- **EXERCISE AIM**
Copy out each line exactly; pictures stay out of the copy.

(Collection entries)
--- Begin ---

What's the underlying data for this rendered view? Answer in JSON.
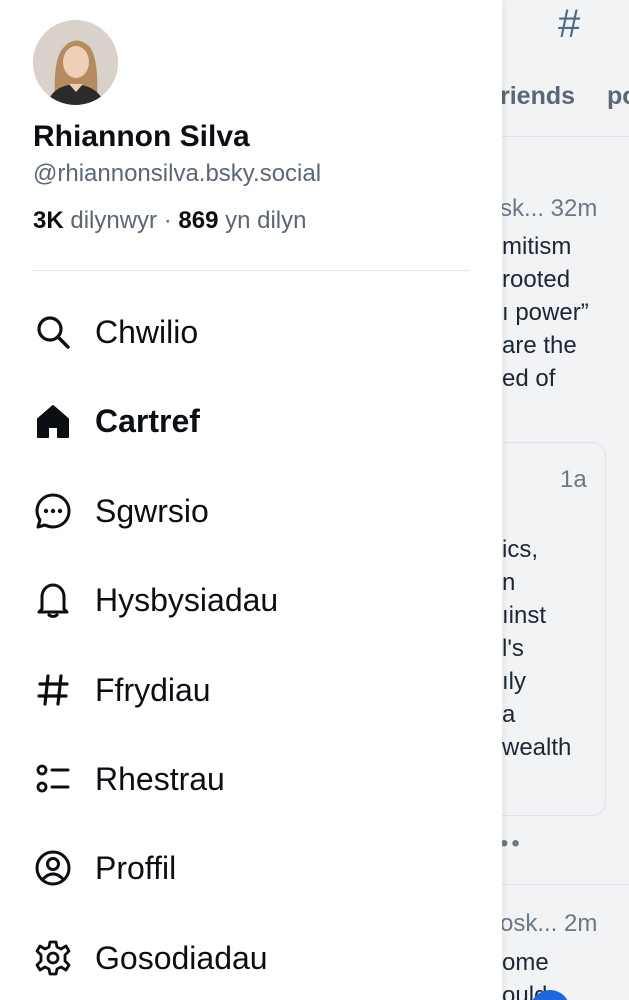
{
  "background": {
    "tabs": [
      "riends",
      "po"
    ],
    "posts": [
      {
        "meta": "sk... 32m",
        "lines": [
          "mitism",
          " rooted",
          "ı power”",
          "are the",
          "ed of"
        ]
      },
      {
        "meta": "1a",
        "lines": [
          "ics,",
          "n",
          "ıinst",
          "l's",
          "ıly",
          " a",
          "wealth"
        ]
      },
      {
        "meta": "osk... 2m",
        "lines": [
          "ome",
          "ould"
        ]
      }
    ],
    "dots": "••"
  },
  "profile": {
    "name": "Rhiannon Silva",
    "handle": "@rhiannonsilva.bsky.social",
    "followers_count": "3K",
    "followers_label": "dilynwyr",
    "separator": "·",
    "following_count": "869",
    "following_label": "yn dilyn"
  },
  "nav": [
    {
      "label": "Chwilio",
      "icon": "search-icon",
      "active": false
    },
    {
      "label": "Cartref",
      "icon": "home-icon",
      "active": true
    },
    {
      "label": "Sgwrsio",
      "icon": "chat-icon",
      "active": false
    },
    {
      "label": "Hysbysiadau",
      "icon": "bell-icon",
      "active": false
    },
    {
      "label": "Ffrydiau",
      "icon": "hashtag-icon",
      "active": false
    },
    {
      "label": "Rhestrau",
      "icon": "list-icon",
      "active": false
    },
    {
      "label": "Proffil",
      "icon": "profile-icon",
      "active": false
    },
    {
      "label": "Gosodiadau",
      "icon": "gear-icon",
      "active": false
    }
  ],
  "colors": {
    "text": "#0b0f14",
    "muted": "#5b6776",
    "accent": "#1d66e0"
  }
}
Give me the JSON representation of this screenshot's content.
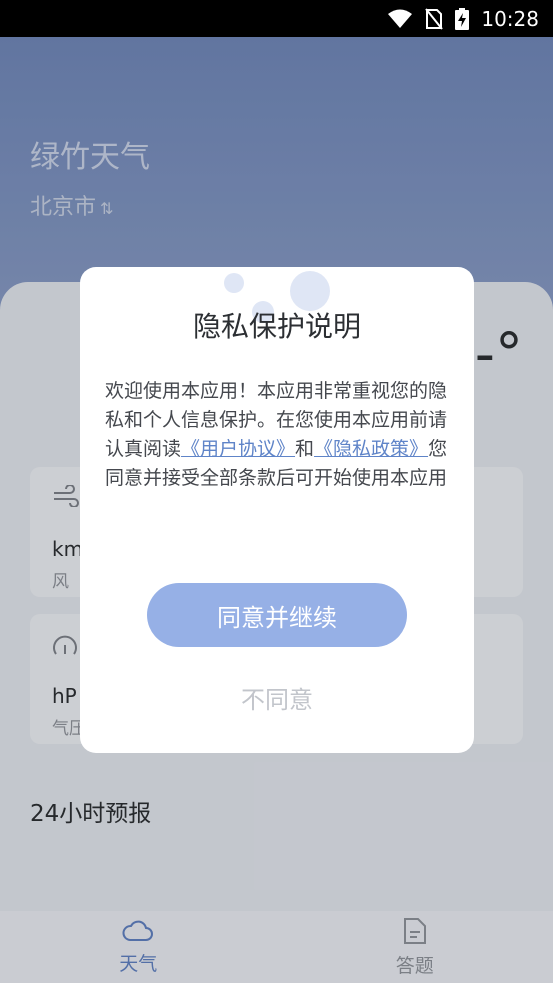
{
  "status_bar": {
    "time": "10:28"
  },
  "header": {
    "app_title": "绿竹天气",
    "city": "北京市",
    "city_switch_glyph": "⇅"
  },
  "main": {
    "temperature_degree": "-°",
    "stats": [
      {
        "icon": "wind-icon",
        "unit": "km",
        "label": "风"
      },
      {
        "icon": "pressure-icon",
        "unit": "hP",
        "label": "气压"
      }
    ],
    "forecast_title": "24小时预报"
  },
  "dialog": {
    "title": "隐私保护说明",
    "body_part1": "欢迎使用本应用！本应用非常重视您的隐私和个人信息保护。在您使用本应用前请认真阅读",
    "user_agreement_link": "《用户协议》",
    "and_text": "和",
    "privacy_policy_link": "《隐私政策》",
    "body_part2": "您同意并接受全部条款后可开始使用本应用",
    "agree_label": "同意并继续",
    "disagree_label": "不同意"
  },
  "tabs": [
    {
      "label": "天气",
      "icon": "cloud-icon",
      "active": true
    },
    {
      "label": "答题",
      "icon": "document-icon",
      "active": false
    }
  ],
  "colors": {
    "accent": "#5f7fbf",
    "button": "#96b0e6",
    "link": "#5f84c8"
  }
}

--- End ---

- **REPLY**
What's the underlying data for this rendered view? Answer in JSON.
{
  "background": {
    "tabs": [
      "riends",
      "po"
    ],
    "posts": [
      {
        "meta": "sk... 32m",
        "lines": [
          "mitism",
          " rooted",
          "ı power”",
          "are the",
          "ed of"
        ]
      },
      {
        "meta": "1a",
        "lines": [
          "ics,",
          "n",
          "ıinst",
          "l's",
          "ıly",
          " a",
          "wealth"
        ]
      },
      {
        "meta": "osk... 2m",
        "lines": [
          "ome",
          "ould"
        ]
      }
    ],
    "dots": "••"
  },
  "profile": {
    "name": "Rhiannon Silva",
    "handle": "@rhiannonsilva.bsky.social",
    "followers_count": "3K",
    "followers_label": "dilynwyr",
    "separator": "·",
    "following_count": "869",
    "following_label": "yn dilyn"
  },
  "nav": [
    {
      "label": "Chwilio",
      "icon": "search-icon",
      "active": false
    },
    {
      "label": "Cartref",
      "icon": "home-icon",
      "active": true
    },
    {
      "label": "Sgwrsio",
      "icon": "chat-icon",
      "active": false
    },
    {
      "label": "Hysbysiadau",
      "icon": "bell-icon",
      "active": false
    },
    {
      "label": "Ffrydiau",
      "icon": "hashtag-icon",
      "active": false
    },
    {
      "label": "Rhestrau",
      "icon": "list-icon",
      "active": false
    },
    {
      "label": "Proffil",
      "icon": "profile-icon",
      "active": false
    },
    {
      "label": "Gosodiadau",
      "icon": "gear-icon",
      "active": false
    }
  ],
  "colors": {
    "text": "#0b0f14",
    "muted": "#5b6776",
    "accent": "#1d66e0"
  }
}
Give me the JSON representation of this screenshot's content.
{
  "status_bar": {
    "time": "10:28"
  },
  "header": {
    "app_title": "绿竹天气",
    "city": "北京市",
    "city_switch_glyph": "⇅"
  },
  "main": {
    "temperature_degree": "-°",
    "stats": [
      {
        "icon": "wind-icon",
        "unit": "km",
        "label": "风"
      },
      {
        "icon": "pressure-icon",
        "unit": "hP",
        "label": "气压"
      }
    ],
    "forecast_title": "24小时预报"
  },
  "dialog": {
    "title": "隐私保护说明",
    "body_part1": "欢迎使用本应用！本应用非常重视您的隐私和个人信息保护。在您使用本应用前请认真阅读",
    "user_agreement_link": "《用户协议》",
    "and_text": "和",
    "privacy_policy_link": "《隐私政策》",
    "body_part2": "您同意并接受全部条款后可开始使用本应用",
    "agree_label": "同意并继续",
    "disagree_label": "不同意"
  },
  "tabs": [
    {
      "label": "天气",
      "icon": "cloud-icon",
      "active": true
    },
    {
      "label": "答题",
      "icon": "document-icon",
      "active": false
    }
  ],
  "colors": {
    "accent": "#5f7fbf",
    "button": "#96b0e6",
    "link": "#5f84c8"
  }
}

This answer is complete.